● 参考文章
++++++++++++++++++++

権利外観法理については次の記事で詳細に解説しています。

是非一度ご参照ください。

権利外観法理とは?

真実と異なる外観が作出されていたものの直接適用は不可のケース

たとえば、名義移転につきAB間で意を通じたということはなかったものの、Bが、Aの所有不動産につき自己の名義のものとしており、Aもこれを認識しながら容認していたという場合を想定します。

ここで、Cが登場して、Bから当該不動産を買い受けた場合、民法94条2項を直接適用できるでしょうか。

もうお分かりかもしれませんが、この場合、AB間で意を「通じて」意思表示がなされた、との要件が満たされない為、民法94条は適用できません。

したがって、直接適用ではCは保護されないことになります。

通謀の立証までは難しいが・・あやしい、というケース

また、真実、AさんとBさんとの間では通謀虚偽表示が行われ、不動産がB所有であると仮装されていたが、第三者(Cさん)において、AさんBさんの通謀(「意を通じて」を立証できない場合はどうでしょうか。

AさんBさんの関係性などからして、通謀虚偽表示がなされていそうな「怪しいケース」においても、民事訴訟のルールにのっとると、Cさんが、「「意を通じて」の部分に該当する要証事実を証明できない場合、裁判上、Cさんは、民法94条1項の直接適用では保護されません。

++++++++++++++++++++

● 実施課題
**1.** 参考文章の「真実と異なる外観が作出されていたものの直接適用は不可のケース」から「民法94条は適用できません。」までを一字一句そのまま書き写してください。
**2.** 参考文章によると、Bが自己名義としていたAの不動産をCが買い受けた場合に民法94条を適用できないのは、どの要件が満たされないためですか。
この資料は参考文章とは別の出典から取られたものです。

● 分析用資料
++++++++++++++++++++

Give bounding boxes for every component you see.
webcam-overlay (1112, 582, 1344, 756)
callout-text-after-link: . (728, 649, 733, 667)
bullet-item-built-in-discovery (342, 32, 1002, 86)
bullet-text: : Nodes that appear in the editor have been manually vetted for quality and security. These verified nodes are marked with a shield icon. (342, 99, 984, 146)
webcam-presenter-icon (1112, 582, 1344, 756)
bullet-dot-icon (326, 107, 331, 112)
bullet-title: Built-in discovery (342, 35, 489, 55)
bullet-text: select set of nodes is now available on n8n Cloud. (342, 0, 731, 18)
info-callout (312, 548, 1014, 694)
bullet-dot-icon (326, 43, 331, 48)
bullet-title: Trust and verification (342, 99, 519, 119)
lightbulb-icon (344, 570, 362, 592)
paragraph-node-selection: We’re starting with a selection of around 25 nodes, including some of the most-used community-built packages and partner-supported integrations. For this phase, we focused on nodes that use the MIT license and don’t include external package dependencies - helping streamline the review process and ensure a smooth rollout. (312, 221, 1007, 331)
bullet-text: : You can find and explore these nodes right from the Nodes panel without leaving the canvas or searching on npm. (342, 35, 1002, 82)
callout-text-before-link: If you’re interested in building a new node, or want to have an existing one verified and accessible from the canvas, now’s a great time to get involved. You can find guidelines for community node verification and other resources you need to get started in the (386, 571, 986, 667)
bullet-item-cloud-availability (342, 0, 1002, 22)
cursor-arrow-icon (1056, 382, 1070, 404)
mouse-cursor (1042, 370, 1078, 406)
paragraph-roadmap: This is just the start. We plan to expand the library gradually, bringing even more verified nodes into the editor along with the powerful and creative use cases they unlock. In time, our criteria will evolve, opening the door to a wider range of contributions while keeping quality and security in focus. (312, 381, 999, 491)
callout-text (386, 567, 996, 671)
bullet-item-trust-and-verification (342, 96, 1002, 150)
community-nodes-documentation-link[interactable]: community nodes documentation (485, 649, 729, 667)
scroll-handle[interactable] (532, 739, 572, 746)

++++++++++++++++++++

● 解答
**1.**
真実と異なる外観が作出されていたものの直接適用は不可のケース

たとえば、名義移転につきAB間で意を通じたということはなかったものの、Bが、Aの所有不動産につき自己の名義のものとしており、Aもこれを認識しながら容認していたという場合を想定します。

ここで、Cが登場して、Bから当該不動産を買い受けた場合、民法94条2項を直接適用できるでしょうか。

もうお分かりかもしれませんが、この場合、AB間で意を「通じて」意思表示がなされた、との要件が満たされない為、民法94条は適用できません。

**2.** AB間で意を「通じて」意思表示がなされた、という要件が満たされないためです。